Your objective> From the entries provided below, copy each line that contains the word "value".

Record extracts>
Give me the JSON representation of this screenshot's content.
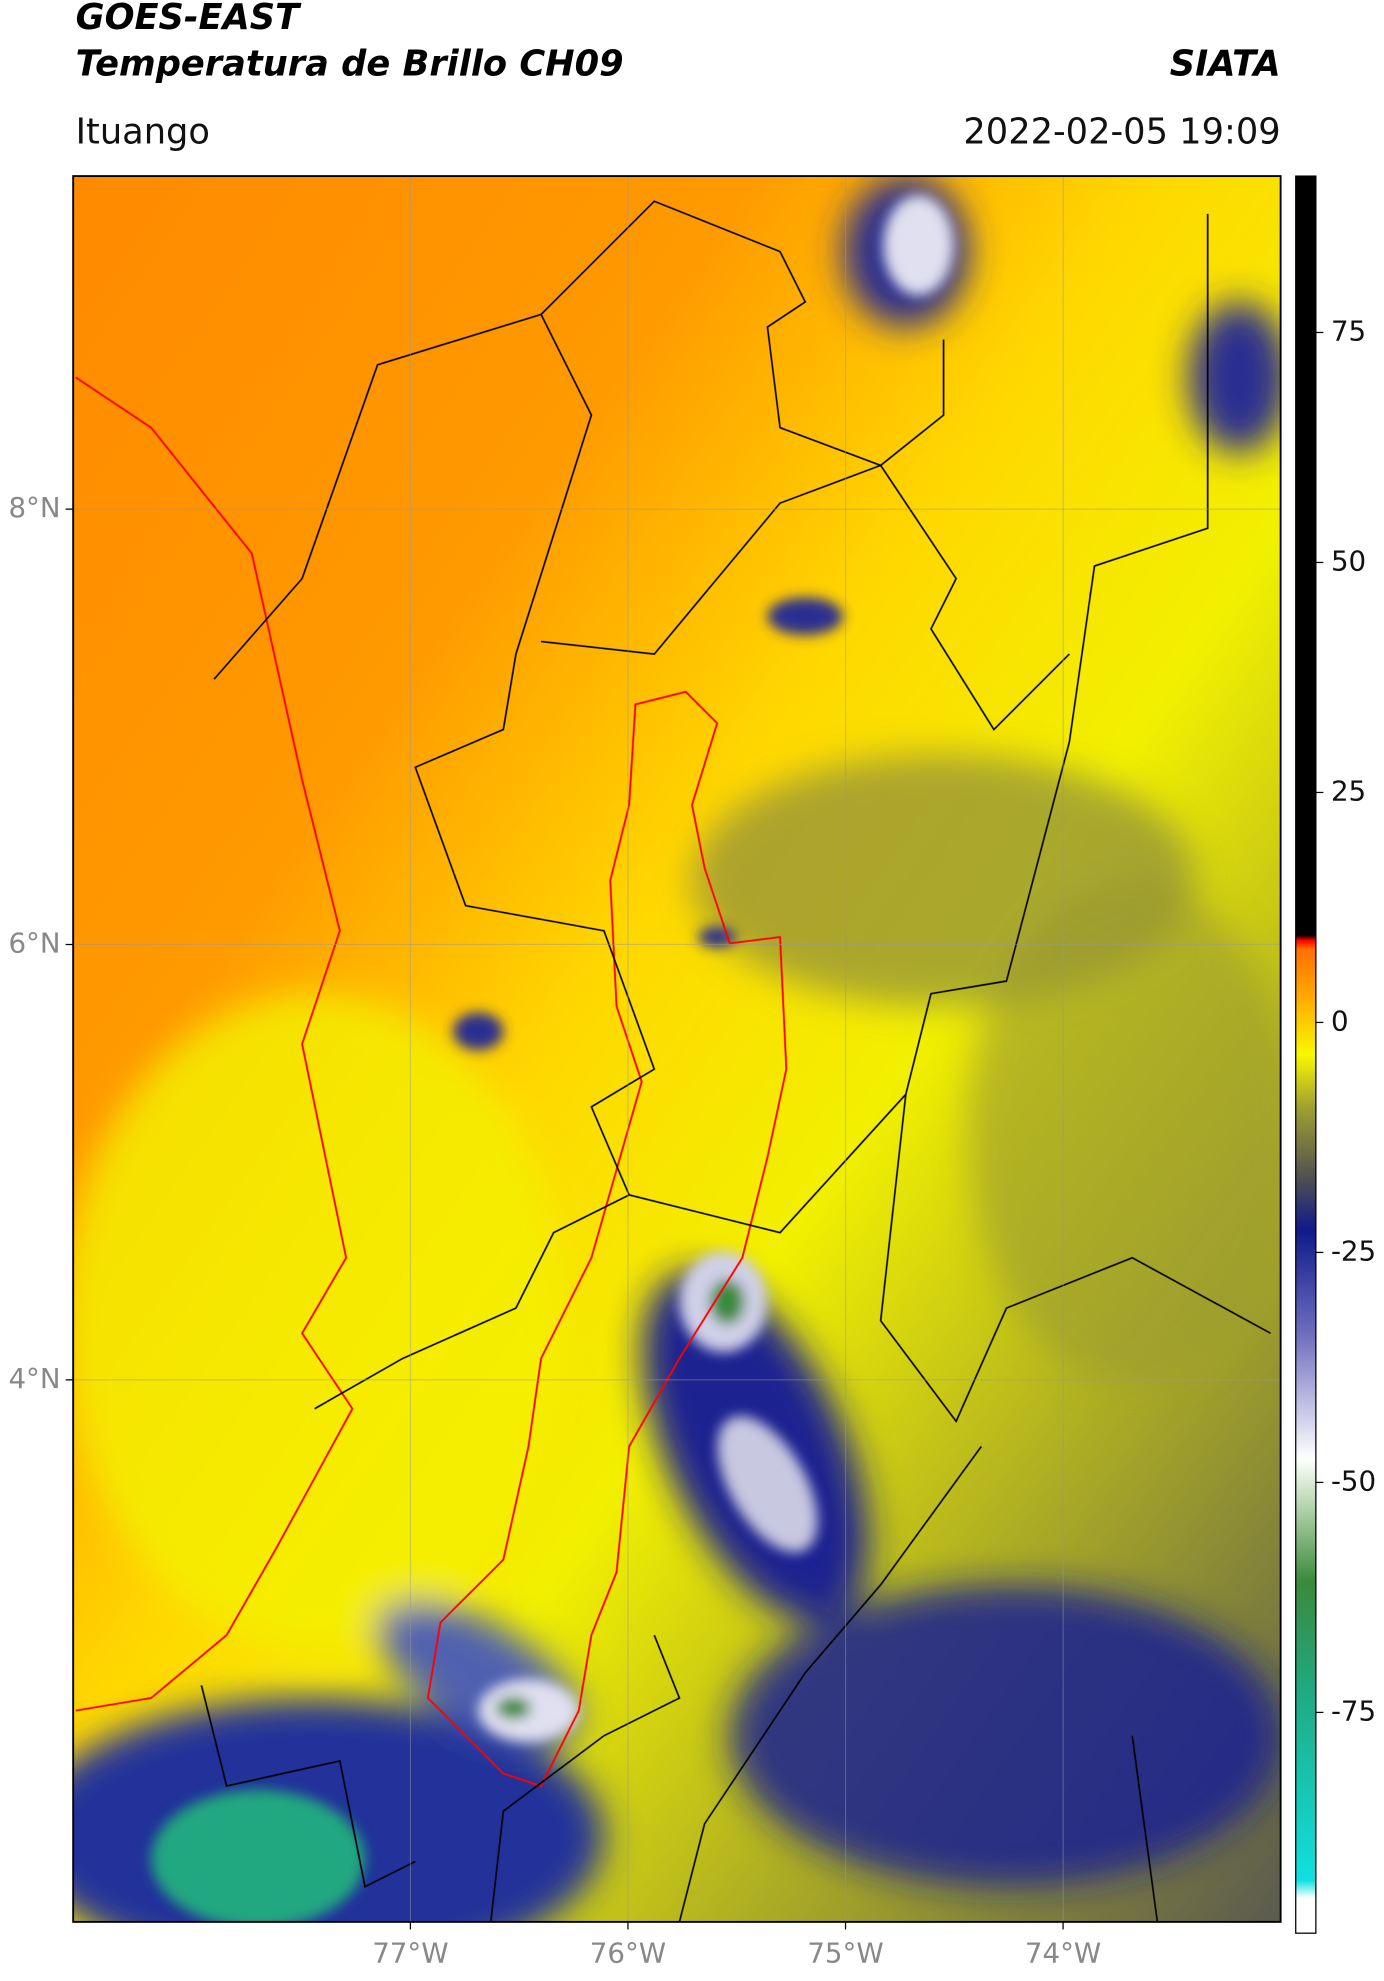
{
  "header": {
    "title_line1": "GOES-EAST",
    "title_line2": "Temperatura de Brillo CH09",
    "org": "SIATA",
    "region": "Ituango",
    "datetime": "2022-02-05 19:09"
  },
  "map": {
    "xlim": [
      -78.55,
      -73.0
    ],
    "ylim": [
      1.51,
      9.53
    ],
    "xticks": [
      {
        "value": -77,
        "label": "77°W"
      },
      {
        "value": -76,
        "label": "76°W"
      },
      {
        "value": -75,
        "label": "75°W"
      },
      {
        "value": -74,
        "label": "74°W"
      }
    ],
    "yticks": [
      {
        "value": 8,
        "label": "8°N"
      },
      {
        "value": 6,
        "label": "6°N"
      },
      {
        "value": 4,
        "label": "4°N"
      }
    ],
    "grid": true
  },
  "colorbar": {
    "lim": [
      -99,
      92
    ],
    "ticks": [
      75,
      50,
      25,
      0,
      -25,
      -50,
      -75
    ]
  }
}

Solution to this exercise>
        "value": -77,
        "value": -76,
        "value": -75,
        "value": -74,
        "value": 8,
        "value": 6,
        "value": 4,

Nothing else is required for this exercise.